> **Work to complete**
All of the material below is to be returned exactly.

start Records to use

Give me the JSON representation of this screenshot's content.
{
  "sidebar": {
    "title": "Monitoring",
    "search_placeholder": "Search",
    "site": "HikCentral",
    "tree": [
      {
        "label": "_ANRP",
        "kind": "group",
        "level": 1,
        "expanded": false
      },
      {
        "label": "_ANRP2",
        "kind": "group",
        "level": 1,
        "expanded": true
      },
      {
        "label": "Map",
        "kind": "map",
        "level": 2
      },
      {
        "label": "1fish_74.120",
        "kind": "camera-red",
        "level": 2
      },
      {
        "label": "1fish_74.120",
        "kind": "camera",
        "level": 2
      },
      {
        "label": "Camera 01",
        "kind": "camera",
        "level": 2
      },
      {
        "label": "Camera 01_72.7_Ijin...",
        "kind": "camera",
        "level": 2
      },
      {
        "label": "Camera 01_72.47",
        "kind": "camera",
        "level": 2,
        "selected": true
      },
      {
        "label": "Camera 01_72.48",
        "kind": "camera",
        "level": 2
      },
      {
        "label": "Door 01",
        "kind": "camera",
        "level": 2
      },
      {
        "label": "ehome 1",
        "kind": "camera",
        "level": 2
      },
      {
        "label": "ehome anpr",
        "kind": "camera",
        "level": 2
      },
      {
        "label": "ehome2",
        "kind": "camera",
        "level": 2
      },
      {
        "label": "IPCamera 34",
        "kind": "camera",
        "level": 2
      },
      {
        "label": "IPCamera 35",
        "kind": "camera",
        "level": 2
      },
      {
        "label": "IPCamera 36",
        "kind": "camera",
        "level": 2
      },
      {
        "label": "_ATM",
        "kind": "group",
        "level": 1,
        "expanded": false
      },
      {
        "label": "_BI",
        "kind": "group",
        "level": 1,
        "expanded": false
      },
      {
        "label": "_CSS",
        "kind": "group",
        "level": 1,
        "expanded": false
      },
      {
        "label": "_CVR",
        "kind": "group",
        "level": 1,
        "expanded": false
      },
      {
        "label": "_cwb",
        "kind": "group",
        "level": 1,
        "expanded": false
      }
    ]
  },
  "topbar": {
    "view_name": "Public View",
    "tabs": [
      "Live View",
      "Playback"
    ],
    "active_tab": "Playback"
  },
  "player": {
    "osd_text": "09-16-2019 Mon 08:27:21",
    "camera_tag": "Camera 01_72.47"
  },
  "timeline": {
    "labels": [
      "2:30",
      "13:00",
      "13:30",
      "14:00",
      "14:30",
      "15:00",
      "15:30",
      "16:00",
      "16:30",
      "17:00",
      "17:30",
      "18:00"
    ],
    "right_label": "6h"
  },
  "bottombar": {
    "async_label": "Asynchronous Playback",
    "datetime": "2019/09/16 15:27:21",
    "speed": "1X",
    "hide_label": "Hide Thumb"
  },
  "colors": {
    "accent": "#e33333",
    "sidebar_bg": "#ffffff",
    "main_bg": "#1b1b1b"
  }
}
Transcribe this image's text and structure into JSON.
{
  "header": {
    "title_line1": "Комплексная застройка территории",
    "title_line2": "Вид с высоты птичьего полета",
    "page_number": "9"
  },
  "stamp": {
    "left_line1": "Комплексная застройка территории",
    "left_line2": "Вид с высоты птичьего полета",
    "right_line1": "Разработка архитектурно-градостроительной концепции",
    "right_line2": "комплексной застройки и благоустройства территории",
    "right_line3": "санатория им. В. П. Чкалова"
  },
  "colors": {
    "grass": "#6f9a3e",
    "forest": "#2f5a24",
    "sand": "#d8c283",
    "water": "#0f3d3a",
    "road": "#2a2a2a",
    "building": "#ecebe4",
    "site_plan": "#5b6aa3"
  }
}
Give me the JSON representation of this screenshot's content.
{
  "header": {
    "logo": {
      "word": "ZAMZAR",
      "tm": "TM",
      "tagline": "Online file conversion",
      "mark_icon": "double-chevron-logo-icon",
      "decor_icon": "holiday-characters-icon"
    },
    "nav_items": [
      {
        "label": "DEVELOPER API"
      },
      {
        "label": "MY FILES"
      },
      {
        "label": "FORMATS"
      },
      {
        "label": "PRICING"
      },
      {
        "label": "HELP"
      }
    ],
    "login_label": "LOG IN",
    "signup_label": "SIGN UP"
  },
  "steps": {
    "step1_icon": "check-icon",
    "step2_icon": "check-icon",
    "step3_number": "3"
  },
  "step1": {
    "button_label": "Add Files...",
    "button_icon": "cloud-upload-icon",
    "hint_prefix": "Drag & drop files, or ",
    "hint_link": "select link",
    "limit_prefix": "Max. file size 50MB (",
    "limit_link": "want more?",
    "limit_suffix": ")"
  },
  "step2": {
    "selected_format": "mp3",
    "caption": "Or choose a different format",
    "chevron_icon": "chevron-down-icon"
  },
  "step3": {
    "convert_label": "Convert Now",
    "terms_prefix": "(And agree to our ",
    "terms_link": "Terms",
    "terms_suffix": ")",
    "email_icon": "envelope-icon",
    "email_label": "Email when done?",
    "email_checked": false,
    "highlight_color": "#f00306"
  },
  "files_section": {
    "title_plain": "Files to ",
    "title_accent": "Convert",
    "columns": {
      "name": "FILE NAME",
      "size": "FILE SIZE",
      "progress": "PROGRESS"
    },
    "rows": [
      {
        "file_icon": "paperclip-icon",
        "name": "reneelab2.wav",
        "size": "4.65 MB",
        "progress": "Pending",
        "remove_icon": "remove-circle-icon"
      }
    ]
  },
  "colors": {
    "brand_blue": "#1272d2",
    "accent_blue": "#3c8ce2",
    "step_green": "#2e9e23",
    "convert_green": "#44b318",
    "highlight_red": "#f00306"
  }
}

end Records to use

> **The reply**
Give me the JSON representation of this screenshot's content.
{
  "sidebar": {
    "title": "Monitoring",
    "search_placeholder": "Search",
    "site": "HikCentral",
    "tree": [
      {
        "label": "_ANRP",
        "kind": "group",
        "level": 1,
        "expanded": false
      },
      {
        "label": "_ANRP2",
        "kind": "group",
        "level": 1,
        "expanded": true
      },
      {
        "label": "Map",
        "kind": "map",
        "level": 2
      },
      {
        "label": "1fish_74.120",
        "kind": "camera-red",
        "level": 2
      },
      {
        "label": "1fish_74.120",
        "kind": "camera",
        "level": 2
      },
      {
        "label": "Camera 01",
        "kind": "camera",
        "level": 2
      },
      {
        "label": "Camera 01_72.7_Ijin...",
        "kind": "camera",
        "level": 2
      },
      {
        "label": "Camera 01_72.47",
        "kind": "camera",
        "level": 2,
        "selected": true
      },
      {
        "label": "Camera 01_72.48",
        "kind": "camera",
        "level": 2
      },
      {
        "label": "Door 01",
        "kind": "camera",
        "level": 2
      },
      {
        "label": "ehome 1",
        "kind": "camera",
        "level": 2
      },
      {
        "label": "ehome anpr",
        "kind": "camera",
        "level": 2
      },
      {
        "label": "ehome2",
        "kind": "camera",
        "level": 2
      },
      {
        "label": "IPCamera 34",
        "kind": "camera",
        "level": 2
      },
      {
        "label": "IPCamera 35",
        "kind": "camera",
        "level": 2
      },
      {
        "label": "IPCamera 36",
        "kind": "camera",
        "level": 2
      },
      {
        "label": "_ATM",
        "kind": "group",
        "level": 1,
        "expanded": false
      },
      {
        "label": "_BI",
        "kind": "group",
        "level": 1,
        "expanded": false
      },
      {
        "label": "_CSS",
        "kind": "group",
        "level": 1,
        "expanded": false
      },
      {
        "label": "_CVR",
        "kind": "group",
        "level": 1,
        "expanded": false
      },
      {
        "label": "_cwb",
        "kind": "group",
        "level": 1,
        "expanded": false
      }
    ]
  },
  "topbar": {
    "view_name": "Public View",
    "tabs": [
      "Live View",
      "Playback"
    ],
    "active_tab": "Playback"
  },
  "player": {
    "osd_text": "09-16-2019 Mon 08:27:21",
    "camera_tag": "Camera 01_72.47"
  },
  "timeline": {
    "labels": [
      "2:30",
      "13:00",
      "13:30",
      "14:00",
      "14:30",
      "15:00",
      "15:30",
      "16:00",
      "16:30",
      "17:00",
      "17:30",
      "18:00"
    ],
    "right_label": "6h"
  },
  "bottombar": {
    "async_label": "Asynchronous Playback",
    "datetime": "2019/09/16 15:27:21",
    "speed": "1X",
    "hide_label": "Hide Thumb"
  },
  "colors": {
    "accent": "#e33333",
    "sidebar_bg": "#ffffff",
    "main_bg": "#1b1b1b"
  }
}
Transcribe this image's text and structure into JSON.
{
  "header": {
    "title_line1": "Комплексная застройка территории",
    "title_line2": "Вид с высоты птичьего полета",
    "page_number": "9"
  },
  "stamp": {
    "left_line1": "Комплексная застройка территории",
    "left_line2": "Вид с высоты птичьего полета",
    "right_line1": "Разработка архитектурно-градостроительной концепции",
    "right_line2": "комплексной застройки и благоустройства территории",
    "right_line3": "санатория им. В. П. Чкалова"
  },
  "colors": {
    "grass": "#6f9a3e",
    "forest": "#2f5a24",
    "sand": "#d8c283",
    "water": "#0f3d3a",
    "road": "#2a2a2a",
    "building": "#ecebe4",
    "site_plan": "#5b6aa3"
  }
}
Give me the JSON representation of this screenshot's content.
{
  "header": {
    "logo": {
      "word": "ZAMZAR",
      "tm": "TM",
      "tagline": "Online file conversion",
      "mark_icon": "double-chevron-logo-icon",
      "decor_icon": "holiday-characters-icon"
    },
    "nav_items": [
      {
        "label": "DEVELOPER API"
      },
      {
        "label": "MY FILES"
      },
      {
        "label": "FORMATS"
      },
      {
        "label": "PRICING"
      },
      {
        "label": "HELP"
      }
    ],
    "login_label": "LOG IN",
    "signup_label": "SIGN UP"
  },
  "steps": {
    "step1_icon": "check-icon",
    "step2_icon": "check-icon",
    "step3_number": "3"
  },
  "step1": {
    "button_label": "Add Files...",
    "button_icon": "cloud-upload-icon",
    "hint_prefix": "Drag & drop files, or ",
    "hint_link": "select link",
    "limit_prefix": "Max. file size 50MB (",
    "limit_link": "want more?",
    "limit_suffix": ")"
  },
  "step2": {
    "selected_format": "mp3",
    "caption": "Or choose a different format",
    "chevron_icon": "chevron-down-icon"
  },
  "step3": {
    "convert_label": "Convert Now",
    "terms_prefix": "(And agree to our ",
    "terms_link": "Terms",
    "terms_suffix": ")",
    "email_icon": "envelope-icon",
    "email_label": "Email when done?",
    "email_checked": false,
    "highlight_color": "#f00306"
  },
  "files_section": {
    "title_plain": "Files to ",
    "title_accent": "Convert",
    "columns": {
      "name": "FILE NAME",
      "size": "FILE SIZE",
      "progress": "PROGRESS"
    },
    "rows": [
      {
        "file_icon": "paperclip-icon",
        "name": "reneelab2.wav",
        "size": "4.65 MB",
        "progress": "Pending",
        "remove_icon": "remove-circle-icon"
      }
    ]
  },
  "colors": {
    "brand_blue": "#1272d2",
    "accent_blue": "#3c8ce2",
    "step_green": "#2e9e23",
    "convert_green": "#44b318",
    "highlight_red": "#f00306"
  }
}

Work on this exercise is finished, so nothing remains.